** begin **
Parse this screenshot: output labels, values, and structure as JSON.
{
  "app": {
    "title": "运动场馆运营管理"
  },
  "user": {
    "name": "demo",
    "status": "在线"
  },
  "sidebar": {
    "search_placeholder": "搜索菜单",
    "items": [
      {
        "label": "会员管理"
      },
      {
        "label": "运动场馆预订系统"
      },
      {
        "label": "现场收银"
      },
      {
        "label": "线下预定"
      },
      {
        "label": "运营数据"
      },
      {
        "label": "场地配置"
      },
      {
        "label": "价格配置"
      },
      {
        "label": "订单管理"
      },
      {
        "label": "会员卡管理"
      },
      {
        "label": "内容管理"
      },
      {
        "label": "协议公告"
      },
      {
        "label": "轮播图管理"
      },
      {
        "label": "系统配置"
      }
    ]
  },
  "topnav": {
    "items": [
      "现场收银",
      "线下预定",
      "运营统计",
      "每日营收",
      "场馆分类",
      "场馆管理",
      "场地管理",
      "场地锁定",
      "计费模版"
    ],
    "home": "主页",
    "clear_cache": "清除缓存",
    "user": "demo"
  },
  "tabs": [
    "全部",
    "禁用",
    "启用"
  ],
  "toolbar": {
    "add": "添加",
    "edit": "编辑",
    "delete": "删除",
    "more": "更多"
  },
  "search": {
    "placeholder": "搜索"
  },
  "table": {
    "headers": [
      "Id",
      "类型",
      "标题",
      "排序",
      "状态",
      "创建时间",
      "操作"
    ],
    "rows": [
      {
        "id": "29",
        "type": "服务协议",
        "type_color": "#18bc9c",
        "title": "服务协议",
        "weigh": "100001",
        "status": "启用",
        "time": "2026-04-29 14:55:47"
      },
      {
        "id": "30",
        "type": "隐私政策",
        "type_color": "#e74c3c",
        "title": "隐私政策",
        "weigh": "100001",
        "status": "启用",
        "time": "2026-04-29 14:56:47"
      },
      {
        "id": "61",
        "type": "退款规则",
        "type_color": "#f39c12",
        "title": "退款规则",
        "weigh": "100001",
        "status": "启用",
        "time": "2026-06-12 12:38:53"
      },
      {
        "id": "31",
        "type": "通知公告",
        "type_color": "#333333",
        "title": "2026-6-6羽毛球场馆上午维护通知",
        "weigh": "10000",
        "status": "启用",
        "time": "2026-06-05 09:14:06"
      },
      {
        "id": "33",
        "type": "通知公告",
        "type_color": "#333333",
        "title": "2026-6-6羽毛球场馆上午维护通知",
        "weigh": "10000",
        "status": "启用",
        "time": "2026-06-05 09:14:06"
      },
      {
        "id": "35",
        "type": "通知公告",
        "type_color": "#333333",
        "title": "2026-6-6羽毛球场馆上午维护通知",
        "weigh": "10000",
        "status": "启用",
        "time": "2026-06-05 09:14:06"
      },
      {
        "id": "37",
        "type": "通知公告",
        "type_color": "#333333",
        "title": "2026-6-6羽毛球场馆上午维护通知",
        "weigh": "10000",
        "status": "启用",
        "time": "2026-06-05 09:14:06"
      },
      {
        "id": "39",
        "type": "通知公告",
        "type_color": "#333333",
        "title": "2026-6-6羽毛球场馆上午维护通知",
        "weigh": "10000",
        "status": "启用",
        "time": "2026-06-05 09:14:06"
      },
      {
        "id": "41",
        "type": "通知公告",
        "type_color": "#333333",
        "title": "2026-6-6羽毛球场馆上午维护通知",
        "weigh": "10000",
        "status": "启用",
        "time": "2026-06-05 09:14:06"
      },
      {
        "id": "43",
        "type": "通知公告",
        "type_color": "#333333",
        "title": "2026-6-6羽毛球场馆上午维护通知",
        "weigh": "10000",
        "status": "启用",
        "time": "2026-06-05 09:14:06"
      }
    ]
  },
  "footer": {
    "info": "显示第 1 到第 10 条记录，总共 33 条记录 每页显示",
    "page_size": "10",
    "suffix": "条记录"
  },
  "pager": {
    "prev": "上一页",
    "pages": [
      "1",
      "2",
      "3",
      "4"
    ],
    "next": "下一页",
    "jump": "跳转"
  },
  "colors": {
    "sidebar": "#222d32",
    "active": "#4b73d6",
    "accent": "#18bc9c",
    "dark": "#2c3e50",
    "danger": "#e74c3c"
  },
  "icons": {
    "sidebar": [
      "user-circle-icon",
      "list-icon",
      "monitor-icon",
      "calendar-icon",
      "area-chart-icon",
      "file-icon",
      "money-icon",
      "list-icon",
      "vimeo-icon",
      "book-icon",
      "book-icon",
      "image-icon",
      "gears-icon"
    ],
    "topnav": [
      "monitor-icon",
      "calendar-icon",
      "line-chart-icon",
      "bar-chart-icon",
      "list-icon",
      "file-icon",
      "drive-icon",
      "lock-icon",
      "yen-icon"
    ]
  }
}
** end **
### Exercise aim
Repeat every record, exactly as written.

### Task output
Parse this screenshot: output labels, values, and structure as JSON.
{
  "app": {
    "title": "运动场馆运营管理"
  },
  "user": {
    "name": "demo",
    "status": "在线"
  },
  "sidebar": {
    "search_placeholder": "搜索菜单",
    "items": [
      {
        "label": "会员管理"
      },
      {
        "label": "运动场馆预订系统"
      },
      {
        "label": "现场收银"
      },
      {
        "label": "线下预定"
      },
      {
        "label": "运营数据"
      },
      {
        "label": "场地配置"
      },
      {
        "label": "价格配置"
      },
      {
        "label": "订单管理"
      },
      {
        "label": "会员卡管理"
      },
      {
        "label": "内容管理"
      },
      {
        "label": "协议公告"
      },
      {
        "label": "轮播图管理"
      },
      {
        "label": "系统配置"
      }
    ]
  },
  "topnav": {
    "items": [
      "现场收银",
      "线下预定",
      "运营统计",
      "每日营收",
      "场馆分类",
      "场馆管理",
      "场地管理",
      "场地锁定",
      "计费模版"
    ],
    "home": "主页",
    "clear_cache": "清除缓存",
    "user": "demo"
  },
  "tabs": [
    "全部",
    "禁用",
    "启用"
  ],
  "toolbar": {
    "add": "添加",
    "edit": "编辑",
    "delete": "删除",
    "more": "更多"
  },
  "search": {
    "placeholder": "搜索"
  },
  "table": {
    "headers": [
      "Id",
      "类型",
      "标题",
      "排序",
      "状态",
      "创建时间",
      "操作"
    ],
    "rows": [
      {
        "id": "29",
        "type": "服务协议",
        "type_color": "#18bc9c",
        "title": "服务协议",
        "weigh": "100001",
        "status": "启用",
        "time": "2026-04-29 14:55:47"
      },
      {
        "id": "30",
        "type": "隐私政策",
        "type_color": "#e74c3c",
        "title": "隐私政策",
        "weigh": "100001",
        "status": "启用",
        "time": "2026-04-29 14:56:47"
      },
      {
        "id": "61",
        "type": "退款规则",
        "type_color": "#f39c12",
        "title": "退款规则",
        "weigh": "100001",
        "status": "启用",
        "time": "2026-06-12 12:38:53"
      },
      {
        "id": "31",
        "type": "通知公告",
        "type_color": "#333333",
        "title": "2026-6-6羽毛球场馆上午维护通知",
        "weigh": "10000",
        "status": "启用",
        "time": "2026-06-05 09:14:06"
      },
      {
        "id": "33",
        "type": "通知公告",
        "type_color": "#333333",
        "title": "2026-6-6羽毛球场馆上午维护通知",
        "weigh": "10000",
        "status": "启用",
        "time": "2026-06-05 09:14:06"
      },
      {
        "id": "35",
        "type": "通知公告",
        "type_color": "#333333",
        "title": "2026-6-6羽毛球场馆上午维护通知",
        "weigh": "10000",
        "status": "启用",
        "time": "2026-06-05 09:14:06"
      },
      {
        "id": "37",
        "type": "通知公告",
        "type_color": "#333333",
        "title": "2026-6-6羽毛球场馆上午维护通知",
        "weigh": "10000",
        "status": "启用",
        "time": "2026-06-05 09:14:06"
      },
      {
        "id": "39",
        "type": "通知公告",
        "type_color": "#333333",
        "title": "2026-6-6羽毛球场馆上午维护通知",
        "weigh": "10000",
        "status": "启用",
        "time": "2026-06-05 09:14:06"
      },
      {
        "id": "41",
        "type": "通知公告",
        "type_color": "#333333",
        "title": "2026-6-6羽毛球场馆上午维护通知",
        "weigh": "10000",
        "status": "启用",
        "time": "2026-06-05 09:14:06"
      },
      {
        "id": "43",
        "type": "通知公告",
        "type_color": "#333333",
        "title": "2026-6-6羽毛球场馆上午维护通知",
        "weigh": "10000",
        "status": "启用",
        "time": "2026-06-05 09:14:06"
      }
    ]
  },
  "footer": {
    "info": "显示第 1 到第 10 条记录，总共 33 条记录 每页显示",
    "page_size": "10",
    "suffix": "条记录"
  },
  "pager": {
    "prev": "上一页",
    "pages": [
      "1",
      "2",
      "3",
      "4"
    ],
    "next": "下一页",
    "jump": "跳转"
  },
  "colors": {
    "sidebar": "#222d32",
    "active": "#4b73d6",
    "accent": "#18bc9c",
    "dark": "#2c3e50",
    "danger": "#e74c3c"
  },
  "icons": {
    "sidebar": [
      "user-circle-icon",
      "list-icon",
      "monitor-icon",
      "calendar-icon",
      "area-chart-icon",
      "file-icon",
      "money-icon",
      "list-icon",
      "vimeo-icon",
      "book-icon",
      "book-icon",
      "image-icon",
      "gears-icon"
    ],
    "topnav": [
      "monitor-icon",
      "calendar-icon",
      "line-chart-icon",
      "bar-chart-icon",
      "list-icon",
      "file-icon",
      "drive-icon",
      "lock-icon",
      "yen-icon"
    ]
  }
}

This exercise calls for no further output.